# [SET PROBLEM 1]
In the Progenitor description, rewrite the section from "Progenitor is a superhero" to "that they establish.", substituting "superhumans" for "metahumans".
# [SET PROBLEM 2]
According to the Progenitor description, how long is the Progenitor sourcebook?

[BEGIN SOURCE PASSAGE]

2011 Ennie Award nominee for Best Setting!
For the PDF of Progenitor and Wild Talents Essential Edition, click here.
Check out "Power Lines," the Progenitor wiki!
Progenitor is a massive Wild Talents setting sourcebook from Arc Dream Publishing. Nearly 400 pages long, it's written by Greg Stolze, creator of the One-Roll Engine, co-author of Wild Talents, Godlike, and Unknown Armies, and author of Reign: A Game of Lords and Leaders.
Progenitor is a superhero setting about big ideas. A single woman gains inconceivable power then unwittingly passes it on to a handful of people. They pass it along to others in turn, and so on, and soon thousands of men and women around the world share that strange power in different forms.
Some of them use their powers for their own personal gain or gratification. Others try to help those around them. Others change the world itself.
What will your characters do with that kind of power?
History Is In Your Hands
Progenitor features a deep alternate history, exploring the shape of the world as we knew it and the changes that are wrought by metahumans year by year.
Dozens of characters described in great detail, plus the world-spanning movements and new nations that they establish.

[END SOURCE PASSAGE]
[BEGIN MATERIAL PROVIDED]

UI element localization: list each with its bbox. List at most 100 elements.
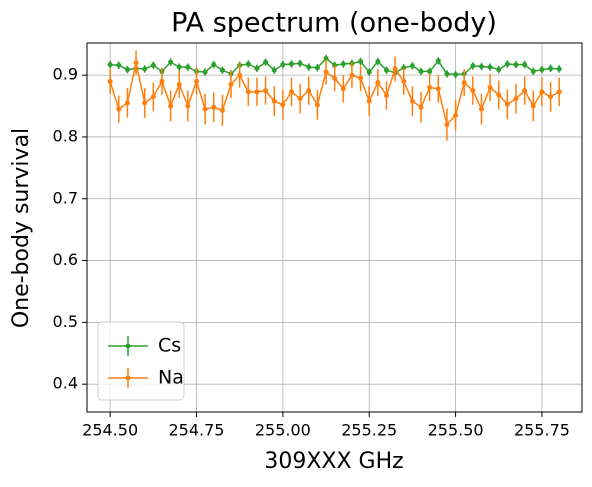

[END MATERIAL PROVIDED]

# [COMPLETE ANSWER 1]
Progenitor is a superhero setting about big ideas. A single woman gains inconceivable power then unwittingly passes it on to a handful of people. They pass it along to others in turn, and so on, and soon thousands of men and women around the world share that strange power in different forms.
Some of them use their powers for their own personal gain or gratification. Others try to help those around them. Others change the world itself.
What will your characters do with that kind of power?
History Is In Your Hands
Progenitor features a deep alternate history, exploring the shape of the world as we knew it and the changes that are wrought by superhumans year by year.
Dozens of characters described in great detail, plus the world-spanning movements and new nations that they establish.

# [COMPLETE ANSWER 2]
Nearly 400 pages long.